WORK REQUEST:
Give the records again exactly, with every character kept.

Items from an interface collection:
────────────────

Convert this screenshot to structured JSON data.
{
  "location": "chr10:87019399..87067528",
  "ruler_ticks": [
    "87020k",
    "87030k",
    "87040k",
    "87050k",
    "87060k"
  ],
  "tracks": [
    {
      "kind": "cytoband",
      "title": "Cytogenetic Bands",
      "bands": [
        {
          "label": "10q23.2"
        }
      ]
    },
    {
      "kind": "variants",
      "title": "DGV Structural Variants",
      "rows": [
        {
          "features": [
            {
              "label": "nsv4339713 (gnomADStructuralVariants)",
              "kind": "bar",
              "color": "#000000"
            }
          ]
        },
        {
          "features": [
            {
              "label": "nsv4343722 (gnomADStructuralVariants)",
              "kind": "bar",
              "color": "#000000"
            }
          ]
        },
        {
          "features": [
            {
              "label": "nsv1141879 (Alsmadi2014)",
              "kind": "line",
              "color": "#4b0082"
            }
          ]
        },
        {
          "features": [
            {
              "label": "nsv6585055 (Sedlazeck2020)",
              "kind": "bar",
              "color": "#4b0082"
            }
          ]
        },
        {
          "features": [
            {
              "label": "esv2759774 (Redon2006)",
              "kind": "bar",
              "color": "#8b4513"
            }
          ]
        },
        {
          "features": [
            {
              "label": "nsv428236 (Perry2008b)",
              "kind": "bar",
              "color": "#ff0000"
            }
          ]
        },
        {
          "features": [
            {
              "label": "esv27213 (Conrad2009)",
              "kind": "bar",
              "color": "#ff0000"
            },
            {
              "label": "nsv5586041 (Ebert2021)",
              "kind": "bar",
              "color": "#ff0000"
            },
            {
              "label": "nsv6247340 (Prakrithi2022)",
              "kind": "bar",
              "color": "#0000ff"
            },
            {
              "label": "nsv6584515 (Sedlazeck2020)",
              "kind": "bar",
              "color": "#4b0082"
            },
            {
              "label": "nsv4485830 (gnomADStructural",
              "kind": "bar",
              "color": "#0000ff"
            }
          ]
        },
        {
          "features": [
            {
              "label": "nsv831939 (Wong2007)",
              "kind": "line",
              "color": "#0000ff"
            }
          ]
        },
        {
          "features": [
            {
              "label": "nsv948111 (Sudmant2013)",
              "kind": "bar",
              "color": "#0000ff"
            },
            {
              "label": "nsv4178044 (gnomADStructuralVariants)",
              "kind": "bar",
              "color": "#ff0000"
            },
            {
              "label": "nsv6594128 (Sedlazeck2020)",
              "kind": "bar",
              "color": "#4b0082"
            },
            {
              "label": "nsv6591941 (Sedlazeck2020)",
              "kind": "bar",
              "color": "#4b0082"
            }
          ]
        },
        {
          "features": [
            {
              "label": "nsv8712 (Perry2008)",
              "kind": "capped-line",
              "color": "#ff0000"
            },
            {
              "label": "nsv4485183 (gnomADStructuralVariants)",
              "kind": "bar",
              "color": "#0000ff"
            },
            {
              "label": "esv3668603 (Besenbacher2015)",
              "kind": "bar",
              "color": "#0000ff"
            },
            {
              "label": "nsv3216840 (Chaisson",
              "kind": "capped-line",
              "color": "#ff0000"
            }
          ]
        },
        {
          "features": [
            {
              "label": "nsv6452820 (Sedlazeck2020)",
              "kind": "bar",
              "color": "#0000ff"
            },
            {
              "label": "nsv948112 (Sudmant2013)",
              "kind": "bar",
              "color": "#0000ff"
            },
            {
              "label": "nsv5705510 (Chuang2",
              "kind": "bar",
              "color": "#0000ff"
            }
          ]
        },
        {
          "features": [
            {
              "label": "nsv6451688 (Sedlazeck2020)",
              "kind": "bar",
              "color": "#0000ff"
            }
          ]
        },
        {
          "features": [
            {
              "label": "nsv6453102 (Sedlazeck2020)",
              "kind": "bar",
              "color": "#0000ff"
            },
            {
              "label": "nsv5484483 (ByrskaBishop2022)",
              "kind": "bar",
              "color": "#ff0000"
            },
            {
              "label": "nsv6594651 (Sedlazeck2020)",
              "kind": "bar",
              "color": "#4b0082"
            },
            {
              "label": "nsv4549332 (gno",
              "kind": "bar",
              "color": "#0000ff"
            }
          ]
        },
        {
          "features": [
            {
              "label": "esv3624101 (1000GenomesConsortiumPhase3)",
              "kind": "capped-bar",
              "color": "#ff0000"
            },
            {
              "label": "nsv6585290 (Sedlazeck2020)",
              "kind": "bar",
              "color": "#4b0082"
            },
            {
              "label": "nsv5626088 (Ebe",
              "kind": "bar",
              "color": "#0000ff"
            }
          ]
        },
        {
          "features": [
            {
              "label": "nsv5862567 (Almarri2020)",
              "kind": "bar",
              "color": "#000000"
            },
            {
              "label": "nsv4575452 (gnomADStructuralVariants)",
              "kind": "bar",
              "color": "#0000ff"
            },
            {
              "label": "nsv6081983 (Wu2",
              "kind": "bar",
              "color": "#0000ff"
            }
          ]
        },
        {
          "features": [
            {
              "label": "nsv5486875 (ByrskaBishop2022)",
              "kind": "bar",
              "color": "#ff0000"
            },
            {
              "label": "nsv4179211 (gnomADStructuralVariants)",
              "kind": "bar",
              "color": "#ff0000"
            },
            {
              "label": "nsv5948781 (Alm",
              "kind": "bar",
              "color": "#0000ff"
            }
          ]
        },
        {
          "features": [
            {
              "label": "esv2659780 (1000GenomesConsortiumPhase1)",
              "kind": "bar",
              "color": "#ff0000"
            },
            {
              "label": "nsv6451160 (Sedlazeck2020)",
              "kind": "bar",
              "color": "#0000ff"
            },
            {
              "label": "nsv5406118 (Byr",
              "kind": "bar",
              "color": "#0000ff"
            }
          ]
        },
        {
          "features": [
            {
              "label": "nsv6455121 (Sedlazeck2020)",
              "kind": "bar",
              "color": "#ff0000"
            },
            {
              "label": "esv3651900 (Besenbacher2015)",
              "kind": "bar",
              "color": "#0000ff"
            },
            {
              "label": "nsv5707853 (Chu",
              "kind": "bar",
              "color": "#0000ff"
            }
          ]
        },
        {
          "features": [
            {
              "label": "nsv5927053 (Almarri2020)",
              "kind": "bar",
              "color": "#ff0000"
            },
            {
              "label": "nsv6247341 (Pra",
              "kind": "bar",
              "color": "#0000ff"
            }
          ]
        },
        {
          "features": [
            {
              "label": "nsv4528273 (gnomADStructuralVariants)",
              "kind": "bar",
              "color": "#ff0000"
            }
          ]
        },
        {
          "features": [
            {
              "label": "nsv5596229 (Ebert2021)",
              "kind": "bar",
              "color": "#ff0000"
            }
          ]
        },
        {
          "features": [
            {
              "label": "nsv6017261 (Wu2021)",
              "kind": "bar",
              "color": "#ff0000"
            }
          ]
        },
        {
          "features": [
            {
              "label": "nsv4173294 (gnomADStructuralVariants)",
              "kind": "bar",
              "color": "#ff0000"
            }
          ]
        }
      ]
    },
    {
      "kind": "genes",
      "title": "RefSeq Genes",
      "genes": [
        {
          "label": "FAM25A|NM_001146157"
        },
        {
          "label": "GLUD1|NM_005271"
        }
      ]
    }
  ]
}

────────────────

WRITTEN RESPONSE:
Convert this screenshot to structured JSON data.
{
  "location": "chr10:87019399..87067528",
  "ruler_ticks": [
    "87020k",
    "87030k",
    "87040k",
    "87050k",
    "87060k"
  ],
  "tracks": [
    {
      "kind": "cytoband",
      "title": "Cytogenetic Bands",
      "bands": [
        {
          "label": "10q23.2"
        }
      ]
    },
    {
      "kind": "variants",
      "title": "DGV Structural Variants",
      "rows": [
        {
          "features": [
            {
              "label": "nsv4339713 (gnomADStructuralVariants)",
              "kind": "bar",
              "color": "#000000"
            }
          ]
        },
        {
          "features": [
            {
              "label": "nsv4343722 (gnomADStructuralVariants)",
              "kind": "bar",
              "color": "#000000"
            }
          ]
        },
        {
          "features": [
            {
              "label": "nsv1141879 (Alsmadi2014)",
              "kind": "line",
              "color": "#4b0082"
            }
          ]
        },
        {
          "features": [
            {
              "label": "nsv6585055 (Sedlazeck2020)",
              "kind": "bar",
              "color": "#4b0082"
            }
          ]
        },
        {
          "features": [
            {
              "label": "esv2759774 (Redon2006)",
              "kind": "bar",
              "color": "#8b4513"
            }
          ]
        },
        {
          "features": [
            {
              "label": "nsv428236 (Perry2008b)",
              "kind": "bar",
              "color": "#ff0000"
            }
          ]
        },
        {
          "features": [
            {
              "label": "esv27213 (Conrad2009)",
              "kind": "bar",
              "color": "#ff0000"
            },
            {
              "label": "nsv5586041 (Ebert2021)",
              "kind": "bar",
              "color": "#ff0000"
            },
            {
              "label": "nsv6247340 (Prakrithi2022)",
              "kind": "bar",
              "color": "#0000ff"
            },
            {
              "label": "nsv6584515 (Sedlazeck2020)",
              "kind": "bar",
              "color": "#4b0082"
            },
            {
              "label": "nsv4485830 (gnomADStructural",
              "kind": "bar",
              "color": "#0000ff"
            }
          ]
        },
        {
          "features": [
            {
              "label": "nsv831939 (Wong2007)",
              "kind": "line",
              "color": "#0000ff"
            }
          ]
        },
        {
          "features": [
            {
              "label": "nsv948111 (Sudmant2013)",
              "kind": "bar",
              "color": "#0000ff"
            },
            {
              "label": "nsv4178044 (gnomADStructuralVariants)",
              "kind": "bar",
              "color": "#ff0000"
            },
            {
              "label": "nsv6594128 (Sedlazeck2020)",
              "kind": "bar",
              "color": "#4b0082"
            },
            {
              "label": "nsv6591941 (Sedlazeck2020)",
              "kind": "bar",
              "color": "#4b0082"
            }
          ]
        },
        {
          "features": [
            {
              "label": "nsv8712 (Perry2008)",
              "kind": "capped-line",
              "color": "#ff0000"
            },
            {
              "label": "nsv4485183 (gnomADStructuralVariants)",
              "kind": "bar",
              "color": "#0000ff"
            },
            {
              "label": "esv3668603 (Besenbacher2015)",
              "kind": "bar",
              "color": "#0000ff"
            },
            {
              "label": "nsv3216840 (Chaisson",
              "kind": "capped-line",
              "color": "#ff0000"
            }
          ]
        },
        {
          "features": [
            {
              "label": "nsv6452820 (Sedlazeck2020)",
              "kind": "bar",
              "color": "#0000ff"
            },
            {
              "label": "nsv948112 (Sudmant2013)",
              "kind": "bar",
              "color": "#0000ff"
            },
            {
              "label": "nsv5705510 (Chuang2",
              "kind": "bar",
              "color": "#0000ff"
            }
          ]
        },
        {
          "features": [
            {
              "label": "nsv6451688 (Sedlazeck2020)",
              "kind": "bar",
              "color": "#0000ff"
            }
          ]
        },
        {
          "features": [
            {
              "label": "nsv6453102 (Sedlazeck2020)",
              "kind": "bar",
              "color": "#0000ff"
            },
            {
              "label": "nsv5484483 (ByrskaBishop2022)",
              "kind": "bar",
              "color": "#ff0000"
            },
            {
              "label": "nsv6594651 (Sedlazeck2020)",
              "kind": "bar",
              "color": "#4b0082"
            },
            {
              "label": "nsv4549332 (gno",
              "kind": "bar",
              "color": "#0000ff"
            }
          ]
        },
        {
          "features": [
            {
              "label": "esv3624101 (1000GenomesConsortiumPhase3)",
              "kind": "capped-bar",
              "color": "#ff0000"
            },
            {
              "label": "nsv6585290 (Sedlazeck2020)",
              "kind": "bar",
              "color": "#4b0082"
            },
            {
              "label": "nsv5626088 (Ebe",
              "kind": "bar",
              "color": "#0000ff"
            }
          ]
        },
        {
          "features": [
            {
              "label": "nsv5862567 (Almarri2020)",
              "kind": "bar",
              "color": "#000000"
            },
            {
              "label": "nsv4575452 (gnomADStructuralVariants)",
              "kind": "bar",
              "color": "#0000ff"
            },
            {
              "label": "nsv6081983 (Wu2",
              "kind": "bar",
              "color": "#0000ff"
            }
          ]
        },
        {
          "features": [
            {
              "label": "nsv5486875 (ByrskaBishop2022)",
              "kind": "bar",
              "color": "#ff0000"
            },
            {
              "label": "nsv4179211 (gnomADStructuralVariants)",
              "kind": "bar",
              "color": "#ff0000"
            },
            {
              "label": "nsv5948781 (Alm",
              "kind": "bar",
              "color": "#0000ff"
            }
          ]
        },
        {
          "features": [
            {
              "label": "esv2659780 (1000GenomesConsortiumPhase1)",
              "kind": "bar",
              "color": "#ff0000"
            },
            {
              "label": "nsv6451160 (Sedlazeck2020)",
              "kind": "bar",
              "color": "#0000ff"
            },
            {
              "label": "nsv5406118 (Byr",
              "kind": "bar",
              "color": "#0000ff"
            }
          ]
        },
        {
          "features": [
            {
              "label": "nsv6455121 (Sedlazeck2020)",
              "kind": "bar",
              "color": "#ff0000"
            },
            {
              "label": "esv3651900 (Besenbacher2015)",
              "kind": "bar",
              "color": "#0000ff"
            },
            {
              "label": "nsv5707853 (Chu",
              "kind": "bar",
              "color": "#0000ff"
            }
          ]
        },
        {
          "features": [
            {
              "label": "nsv5927053 (Almarri2020)",
              "kind": "bar",
              "color": "#ff0000"
            },
            {
              "label": "nsv6247341 (Pra",
              "kind": "bar",
              "color": "#0000ff"
            }
          ]
        },
        {
          "features": [
            {
              "label": "nsv4528273 (gnomADStructuralVariants)",
              "kind": "bar",
              "color": "#ff0000"
            }
          ]
        },
        {
          "features": [
            {
              "label": "nsv5596229 (Ebert2021)",
              "kind": "bar",
              "color": "#ff0000"
            }
          ]
        },
        {
          "features": [
            {
              "label": "nsv6017261 (Wu2021)",
              "kind": "bar",
              "color": "#ff0000"
            }
          ]
        },
        {
          "features": [
            {
              "label": "nsv4173294 (gnomADStructuralVariants)",
              "kind": "bar",
              "color": "#ff0000"
            }
          ]
        }
      ]
    },
    {
      "kind": "genes",
      "title": "RefSeq Genes",
      "genes": [
        {
          "label": "FAM25A|NM_001146157"
        },
        {
          "label": "GLUD1|NM_005271"
        }
      ]
    }
  ]
}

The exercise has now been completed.